» **YOUR OBJECTIVE**
Repeat the material verbatim. Images are excluded from the copy.

» **Figure dataset records**
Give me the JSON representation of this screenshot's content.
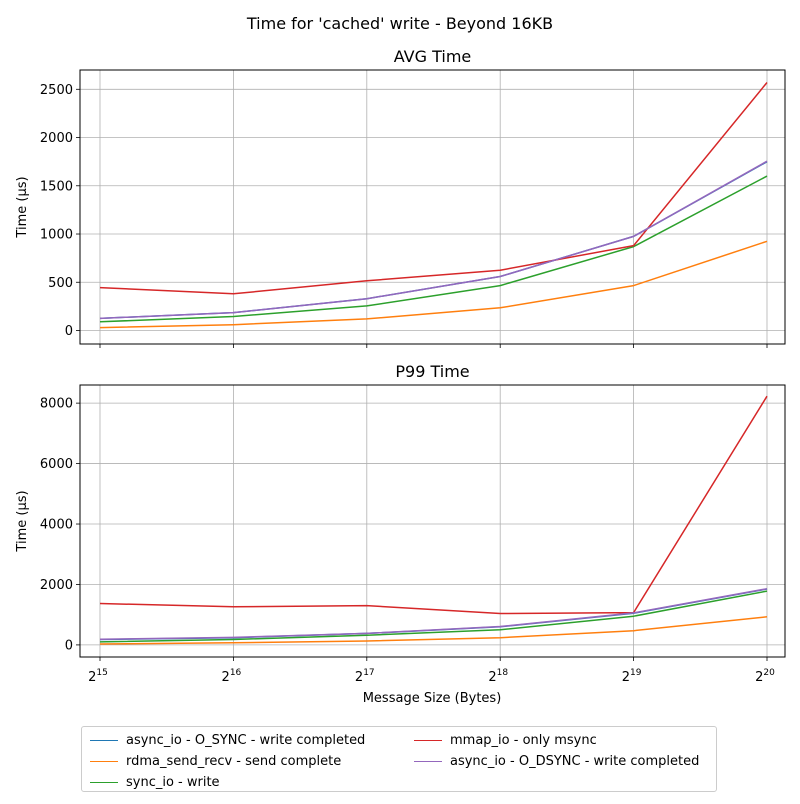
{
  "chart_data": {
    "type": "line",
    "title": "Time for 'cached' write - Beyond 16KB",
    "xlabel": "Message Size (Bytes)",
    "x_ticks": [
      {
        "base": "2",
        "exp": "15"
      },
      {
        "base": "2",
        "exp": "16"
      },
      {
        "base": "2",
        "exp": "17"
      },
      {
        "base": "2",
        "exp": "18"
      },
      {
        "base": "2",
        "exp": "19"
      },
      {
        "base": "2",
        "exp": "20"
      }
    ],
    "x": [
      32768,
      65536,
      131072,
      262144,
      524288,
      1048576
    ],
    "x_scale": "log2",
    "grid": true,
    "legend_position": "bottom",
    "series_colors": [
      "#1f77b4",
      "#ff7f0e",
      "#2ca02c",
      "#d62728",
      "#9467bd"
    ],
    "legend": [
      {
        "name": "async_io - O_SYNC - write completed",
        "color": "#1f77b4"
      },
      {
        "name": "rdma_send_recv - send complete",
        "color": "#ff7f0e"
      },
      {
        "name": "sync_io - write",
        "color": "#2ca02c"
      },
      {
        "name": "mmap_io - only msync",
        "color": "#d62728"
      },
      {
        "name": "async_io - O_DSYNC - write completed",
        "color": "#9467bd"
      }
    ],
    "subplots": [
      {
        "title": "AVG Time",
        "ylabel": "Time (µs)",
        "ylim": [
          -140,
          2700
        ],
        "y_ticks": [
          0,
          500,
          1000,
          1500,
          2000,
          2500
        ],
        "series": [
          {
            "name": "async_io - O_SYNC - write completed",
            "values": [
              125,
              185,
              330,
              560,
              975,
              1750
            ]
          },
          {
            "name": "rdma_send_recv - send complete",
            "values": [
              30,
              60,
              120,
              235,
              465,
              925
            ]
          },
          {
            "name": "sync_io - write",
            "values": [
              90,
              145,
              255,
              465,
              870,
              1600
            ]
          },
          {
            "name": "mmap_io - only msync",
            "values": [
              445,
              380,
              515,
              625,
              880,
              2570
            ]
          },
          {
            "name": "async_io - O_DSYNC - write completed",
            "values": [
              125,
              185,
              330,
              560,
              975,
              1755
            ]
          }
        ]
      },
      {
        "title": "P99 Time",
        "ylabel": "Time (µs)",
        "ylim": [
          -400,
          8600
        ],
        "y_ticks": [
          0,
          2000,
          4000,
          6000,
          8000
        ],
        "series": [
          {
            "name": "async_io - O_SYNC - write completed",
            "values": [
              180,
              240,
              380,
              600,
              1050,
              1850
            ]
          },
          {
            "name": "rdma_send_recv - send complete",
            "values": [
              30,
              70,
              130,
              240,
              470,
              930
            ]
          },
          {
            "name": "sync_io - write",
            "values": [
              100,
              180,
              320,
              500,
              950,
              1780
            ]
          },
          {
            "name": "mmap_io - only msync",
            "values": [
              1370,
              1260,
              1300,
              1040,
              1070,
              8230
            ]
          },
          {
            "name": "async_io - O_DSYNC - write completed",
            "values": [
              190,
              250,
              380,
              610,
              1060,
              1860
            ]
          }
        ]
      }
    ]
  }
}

» **WRITTEN SOLUTION**
Give me the JSON representation of this screenshot's content.
{
  "chart_data": {
    "type": "line",
    "title": "Time for 'cached' write - Beyond 16KB",
    "xlabel": "Message Size (Bytes)",
    "x_ticks": [
      {
        "base": "2",
        "exp": "15"
      },
      {
        "base": "2",
        "exp": "16"
      },
      {
        "base": "2",
        "exp": "17"
      },
      {
        "base": "2",
        "exp": "18"
      },
      {
        "base": "2",
        "exp": "19"
      },
      {
        "base": "2",
        "exp": "20"
      }
    ],
    "x": [
      32768,
      65536,
      131072,
      262144,
      524288,
      1048576
    ],
    "x_scale": "log2",
    "grid": true,
    "legend_position": "bottom",
    "series_colors": [
      "#1f77b4",
      "#ff7f0e",
      "#2ca02c",
      "#d62728",
      "#9467bd"
    ],
    "legend": [
      {
        "name": "async_io - O_SYNC - write completed",
        "color": "#1f77b4"
      },
      {
        "name": "rdma_send_recv - send complete",
        "color": "#ff7f0e"
      },
      {
        "name": "sync_io - write",
        "color": "#2ca02c"
      },
      {
        "name": "mmap_io - only msync",
        "color": "#d62728"
      },
      {
        "name": "async_io - O_DSYNC - write completed",
        "color": "#9467bd"
      }
    ],
    "subplots": [
      {
        "title": "AVG Time",
        "ylabel": "Time (µs)",
        "ylim": [
          -140,
          2700
        ],
        "y_ticks": [
          0,
          500,
          1000,
          1500,
          2000,
          2500
        ],
        "series": [
          {
            "name": "async_io - O_SYNC - write completed",
            "values": [
              125,
              185,
              330,
              560,
              975,
              1750
            ]
          },
          {
            "name": "rdma_send_recv - send complete",
            "values": [
              30,
              60,
              120,
              235,
              465,
              925
            ]
          },
          {
            "name": "sync_io - write",
            "values": [
              90,
              145,
              255,
              465,
              870,
              1600
            ]
          },
          {
            "name": "mmap_io - only msync",
            "values": [
              445,
              380,
              515,
              625,
              880,
              2570
            ]
          },
          {
            "name": "async_io - O_DSYNC - write completed",
            "values": [
              125,
              185,
              330,
              560,
              975,
              1755
            ]
          }
        ]
      },
      {
        "title": "P99 Time",
        "ylabel": "Time (µs)",
        "ylim": [
          -400,
          8600
        ],
        "y_ticks": [
          0,
          2000,
          4000,
          6000,
          8000
        ],
        "series": [
          {
            "name": "async_io - O_SYNC - write completed",
            "values": [
              180,
              240,
              380,
              600,
              1050,
              1850
            ]
          },
          {
            "name": "rdma_send_recv - send complete",
            "values": [
              30,
              70,
              130,
              240,
              470,
              930
            ]
          },
          {
            "name": "sync_io - write",
            "values": [
              100,
              180,
              320,
              500,
              950,
              1780
            ]
          },
          {
            "name": "mmap_io - only msync",
            "values": [
              1370,
              1260,
              1300,
              1040,
              1070,
              8230
            ]
          },
          {
            "name": "async_io - O_DSYNC - write completed",
            "values": [
              190,
              250,
              380,
              610,
              1060,
              1860
            ]
          }
        ]
      }
    ]
  }
}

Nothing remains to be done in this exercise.